*** Text passage ***

Research

Current projects

IMOD – NSF Center for Integration of Modern Optoelectronic Materials on Demand

IMOD brings together researchers from 11 universities to transform conventional and quantum optoelectronics through the development of atomically-precise semiconductor materials and scalable manufacturing processes, and to educate a diverse generation of scientists and engineering through convergent and interdisciplinary team-based collaboration. The Pelton group is working on coupling individual semiconductor nanocrystals to plasmonic nanostructures towards the generation of indistinguishable single photons, single-photon nonlinearities, and quantum sensing at room temperature.

QuPIDC: Quantum Photonic Integrated Design Center (a DOE Energy Frontier Research Center)

The mission of QuPIDC is to discover, design, and realize robust many-body entangled photon and matter states through multi-scale co-design strategies in heterogeneous solid-state photonic systems. The Pelton group is working on developing and characterizing the generation of multi-photon quantum states by integrating novel quantum emitters into plasmonic nanostructures.

Picocavity-QED: A New Materials Platform for Room-Temperature Control of Quantum Coherence

In collaboration with the University of Colorado and Texas A&M University, we aim to tune and control molecular electronic and vibrational degrees of freedom when coupled to plasmonic picocavities.

 

Single Luminescent Defects in Silicon

In collaboration with the National Institute of Standards and Technology, we are researching the emission of photons by individual defects in silicon and the ability to enhance this emission using plasmonic and photonic cavities, towards the development of on-chip integrated quantum light sources.

*** End of Text passage ***

### What you should do
According to the research overview, how many universities does IMOD bring together? The material that comes after has no connection to this research overview.

*** Data for analysis ***

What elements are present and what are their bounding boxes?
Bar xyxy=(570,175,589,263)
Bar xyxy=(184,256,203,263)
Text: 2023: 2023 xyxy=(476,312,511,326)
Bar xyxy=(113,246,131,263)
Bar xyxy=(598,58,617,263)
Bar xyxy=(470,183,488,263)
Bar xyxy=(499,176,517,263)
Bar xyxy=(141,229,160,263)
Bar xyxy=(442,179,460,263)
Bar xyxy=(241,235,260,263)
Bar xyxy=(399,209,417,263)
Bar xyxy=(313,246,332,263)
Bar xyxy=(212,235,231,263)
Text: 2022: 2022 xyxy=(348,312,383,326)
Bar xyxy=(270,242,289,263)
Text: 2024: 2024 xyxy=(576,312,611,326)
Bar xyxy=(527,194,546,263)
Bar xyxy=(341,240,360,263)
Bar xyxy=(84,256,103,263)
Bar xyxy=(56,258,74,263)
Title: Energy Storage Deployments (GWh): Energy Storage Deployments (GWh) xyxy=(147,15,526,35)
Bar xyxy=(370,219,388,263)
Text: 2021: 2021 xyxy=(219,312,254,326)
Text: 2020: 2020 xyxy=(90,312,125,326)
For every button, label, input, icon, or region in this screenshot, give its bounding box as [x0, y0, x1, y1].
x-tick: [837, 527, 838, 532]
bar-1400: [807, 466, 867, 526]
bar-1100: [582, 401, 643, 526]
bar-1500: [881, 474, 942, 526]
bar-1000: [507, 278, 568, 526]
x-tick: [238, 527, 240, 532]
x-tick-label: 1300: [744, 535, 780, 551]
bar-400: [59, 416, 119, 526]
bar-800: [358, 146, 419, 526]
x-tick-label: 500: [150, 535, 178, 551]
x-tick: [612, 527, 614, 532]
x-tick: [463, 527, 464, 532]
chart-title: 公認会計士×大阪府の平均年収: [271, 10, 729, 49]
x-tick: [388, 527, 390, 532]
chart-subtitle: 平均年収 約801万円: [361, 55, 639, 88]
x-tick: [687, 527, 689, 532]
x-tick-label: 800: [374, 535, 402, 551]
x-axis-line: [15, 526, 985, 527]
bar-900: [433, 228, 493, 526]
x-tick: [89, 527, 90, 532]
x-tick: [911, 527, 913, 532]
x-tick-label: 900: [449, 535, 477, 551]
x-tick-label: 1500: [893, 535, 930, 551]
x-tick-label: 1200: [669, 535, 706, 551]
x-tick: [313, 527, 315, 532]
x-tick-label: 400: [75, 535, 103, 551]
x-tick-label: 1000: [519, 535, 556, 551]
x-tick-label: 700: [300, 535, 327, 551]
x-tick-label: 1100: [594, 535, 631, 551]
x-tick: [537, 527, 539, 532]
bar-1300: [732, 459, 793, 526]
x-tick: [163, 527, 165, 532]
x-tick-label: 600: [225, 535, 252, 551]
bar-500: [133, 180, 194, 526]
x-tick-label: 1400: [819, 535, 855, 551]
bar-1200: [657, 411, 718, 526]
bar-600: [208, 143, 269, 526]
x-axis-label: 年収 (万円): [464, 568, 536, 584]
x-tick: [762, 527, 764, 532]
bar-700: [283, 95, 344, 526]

*** End of Data for analysis ***

### Written answer
11 universities